# Document section
========
Water Resistance Evaluation of Cured Sealant 1 g of the obtained cured product was cut out and set as a test piece in a thermo-hygrostat at a temperature of 85° C. and a relative humidity of 95%. After standing for 48 hours, the test piece was weighed again, the water absorption rate was calculated by the following formula, and the water resistance was evaluated by the following criteria. The lower the water absorption, the higher the water resistance.
The obtained cured product of the sealing agent was allowed to stand for 24 hours in an atmosphere at a temperature of 23° C. and a relative humidity of 50%, and then the transmission spectrum of the cured product was measured with a dedicated transmission color measuring machine (TZ-6000, manufactured by Nippon Denshoku Industries Co., Ltd) to obtain an initial b-value. Thereafter, the cured product was allowed to stand for 500 hours in a thermo-hygrostat set at 85° C. and a relative humidity of 85%, and an accelerated test for moist-heat yellowing resistance was performed. The cured product after the test was similarly allowed to stand under an atmosphere at a temperature of 23° C. and a relative humidity of 50% for 24 hours, and the transmitted color was measured to obtain a b-value after moist-heat test. The difference between the b value after test and the initial b-value was defined as a change value Ab (Ab=b-value after moist-heat test-initial b-value). The moist-heat yellowing resistance of the cured product was evaluated according to the following criteria.
The obtained sealant cured product was allowed to stand at −40° C. for 30 minutes and then at 100° C. for 30 minutes as one cycle, and this cycle was repeated 100 times. The state of the cured product was visually observed, and the heat cycle resistance was evaluated according to the following criteria.
After the moist-heat yellowing resistance test, the surface of the copper foil was visually observed, and the corrosion resistance of the cured product was evaluated in four grades.
As is clear from the results shown in Table 9, the sealant compositions of Examples contained the water-insoluble polyfunctional (meth)acrylamide (A) and the polymerizable compound (B), the obtained sealant cured products had high water resistance, generated less outgassing, and were good in all of moist-heat yellowing resistance, heat cycle resistance, and corrosion resistance due to a having many isopropyleneoxy groups of (meth)acrylamide of (A). In addition, since the compatibility between (A) and (B) was high, the transparency of the sealant cured product was also high. On the other hand, the cured products obtained from the curable compositions of Comparative Examples did not satisfy any of these properties. The sealant composition of the present disclosure can be suitably used as a sealant for an optical member, an electrical device, or the like.
========
# Given entries
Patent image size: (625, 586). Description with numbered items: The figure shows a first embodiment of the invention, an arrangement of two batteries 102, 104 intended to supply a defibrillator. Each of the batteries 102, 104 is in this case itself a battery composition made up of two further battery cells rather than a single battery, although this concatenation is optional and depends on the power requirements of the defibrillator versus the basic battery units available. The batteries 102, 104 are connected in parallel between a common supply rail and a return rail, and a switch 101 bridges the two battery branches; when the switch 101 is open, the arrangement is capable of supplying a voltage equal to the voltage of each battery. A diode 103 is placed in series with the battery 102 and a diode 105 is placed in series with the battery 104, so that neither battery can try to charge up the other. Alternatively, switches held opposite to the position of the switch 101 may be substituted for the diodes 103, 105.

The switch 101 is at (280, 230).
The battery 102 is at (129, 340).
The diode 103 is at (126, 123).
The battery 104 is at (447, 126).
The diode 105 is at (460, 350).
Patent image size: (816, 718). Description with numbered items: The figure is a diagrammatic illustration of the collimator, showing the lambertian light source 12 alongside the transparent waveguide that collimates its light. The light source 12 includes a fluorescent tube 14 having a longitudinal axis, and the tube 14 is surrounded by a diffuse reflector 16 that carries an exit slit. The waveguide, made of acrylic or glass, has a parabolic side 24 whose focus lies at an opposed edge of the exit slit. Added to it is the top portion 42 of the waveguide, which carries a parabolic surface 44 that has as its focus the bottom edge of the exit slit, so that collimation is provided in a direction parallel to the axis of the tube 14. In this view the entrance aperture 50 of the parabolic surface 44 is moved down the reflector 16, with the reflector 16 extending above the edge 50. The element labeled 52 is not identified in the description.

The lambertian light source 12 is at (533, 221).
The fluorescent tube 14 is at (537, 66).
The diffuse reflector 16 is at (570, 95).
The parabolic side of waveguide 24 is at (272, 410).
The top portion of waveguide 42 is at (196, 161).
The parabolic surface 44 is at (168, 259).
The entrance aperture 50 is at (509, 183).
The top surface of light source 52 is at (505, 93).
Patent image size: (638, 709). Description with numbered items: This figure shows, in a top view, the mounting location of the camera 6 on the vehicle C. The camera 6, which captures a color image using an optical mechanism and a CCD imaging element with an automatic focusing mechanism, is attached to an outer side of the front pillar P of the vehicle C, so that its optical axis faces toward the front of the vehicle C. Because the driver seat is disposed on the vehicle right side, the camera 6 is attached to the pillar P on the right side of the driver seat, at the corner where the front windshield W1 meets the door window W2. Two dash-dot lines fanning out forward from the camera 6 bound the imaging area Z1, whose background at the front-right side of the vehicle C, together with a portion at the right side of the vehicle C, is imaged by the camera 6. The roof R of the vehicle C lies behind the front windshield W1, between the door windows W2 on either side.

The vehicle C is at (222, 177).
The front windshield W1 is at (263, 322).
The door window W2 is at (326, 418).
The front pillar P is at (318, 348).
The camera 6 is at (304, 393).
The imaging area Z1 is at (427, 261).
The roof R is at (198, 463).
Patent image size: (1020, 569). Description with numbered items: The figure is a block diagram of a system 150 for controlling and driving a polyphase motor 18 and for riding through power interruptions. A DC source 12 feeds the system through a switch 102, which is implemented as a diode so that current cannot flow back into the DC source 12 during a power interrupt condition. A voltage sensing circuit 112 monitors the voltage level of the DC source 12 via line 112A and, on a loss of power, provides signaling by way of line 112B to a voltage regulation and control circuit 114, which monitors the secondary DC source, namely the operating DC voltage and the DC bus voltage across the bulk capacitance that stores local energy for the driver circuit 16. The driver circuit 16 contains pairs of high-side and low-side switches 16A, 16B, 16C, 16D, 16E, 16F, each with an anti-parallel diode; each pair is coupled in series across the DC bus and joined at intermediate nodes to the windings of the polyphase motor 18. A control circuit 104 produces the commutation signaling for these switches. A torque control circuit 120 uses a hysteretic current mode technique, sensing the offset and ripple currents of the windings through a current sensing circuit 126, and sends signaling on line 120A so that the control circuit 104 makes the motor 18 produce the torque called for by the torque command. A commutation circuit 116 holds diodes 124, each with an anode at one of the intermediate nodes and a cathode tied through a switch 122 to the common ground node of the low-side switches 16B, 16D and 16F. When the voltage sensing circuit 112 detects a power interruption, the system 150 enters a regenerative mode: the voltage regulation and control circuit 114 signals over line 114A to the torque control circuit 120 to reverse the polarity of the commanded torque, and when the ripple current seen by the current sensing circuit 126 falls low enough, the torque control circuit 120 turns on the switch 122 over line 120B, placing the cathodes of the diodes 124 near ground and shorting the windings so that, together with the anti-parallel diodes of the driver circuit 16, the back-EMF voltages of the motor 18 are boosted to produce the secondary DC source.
========
# Explore the material
1. Retype from the sealant evaluation text the part that opens with the words containing "The obtained sealant cured product was" and closes with "resistance was evaluated according to the following criteria.".
2. Name every distinct temperature that the sealant evaluation text gives for its test conditions.
3. Write what follows the last sentence of the sealant evaluation text.

# Responses to the exercise
1.
The obtained sealant cured product was allowed to stand at −40° C. for 30 minutes and then at 100° C. for 30 minutes as one cycle, and this cycle was repeated 100 times. The state of the cured product was visually observed, and the heat cycle resistance was evaluated according to the following criteria.

2. 85° C, 23° C, −40° C, 100° C

3.
The curable composition obtained in Table 1, the (meth)acrylamide (A), the polymerizable compound (B), the photopolymerization initiator (C), and other components were weighed in mass ratios shown in Table 10, and mixed at 35° C. for 1 hour to prepare a nail cosmetic of each of Examples and Comparative Examples. Using the obtained nail cosmetic, curability and properties of the obtained cured film were evaluated by the following methods, and the results are shown in Table 10.
The obtained curable nail cosmetic is applied on a nylon 6 test piece (“SHT-N6 (NC)” manufactured by Toray plastic Seiko Co., Ltd) using a bar coater (No. 12) so as to have a film with thickness of 10 μm, and then irradiated with UV rays using a UV-LED lamp dedicated to gel nails (manufactured by Beauty Nailer Co., Ltd., wavelengths: 405 nm, 48 W), the time was measured until the tack disappeared when the surface of the cured film was touched, and the curability of the nail cosmetic was evaluated according to the following criteria. The shorter the time required to eliminate the tack, the higher the curability.
The obtained curable nail cosmetic was applied onto a nylon 6 test piece in the same manner described above, and irradiated with light for 3 minutes to form a cured film. On the surface of the obtained cured films 100 squares with 1 mm2 were crosscut with a cutter knife in accordance with JIS K 5600, and the number of squares remaining on the test piece when a commercially available cellophane tape was bonded and then peeled off was evaluated in four grades. The greater the number of squares remaining on the test piece, the higher the adhesion.
The cured film of each of Examples and Comparative Examples was produced in the same manner as in the adhesion evaluation, the surface of the obtained film was pulled with a pencil having a hardness of HB under a load of 750 g, the presence or absence of peeling and the presence or absence of scratches were visually observed, and the surface hardness of the nail cosmetic cured film was evaluated according to the following criteria. The less the occurrence of scratches and peeling, the higher the surface hardness.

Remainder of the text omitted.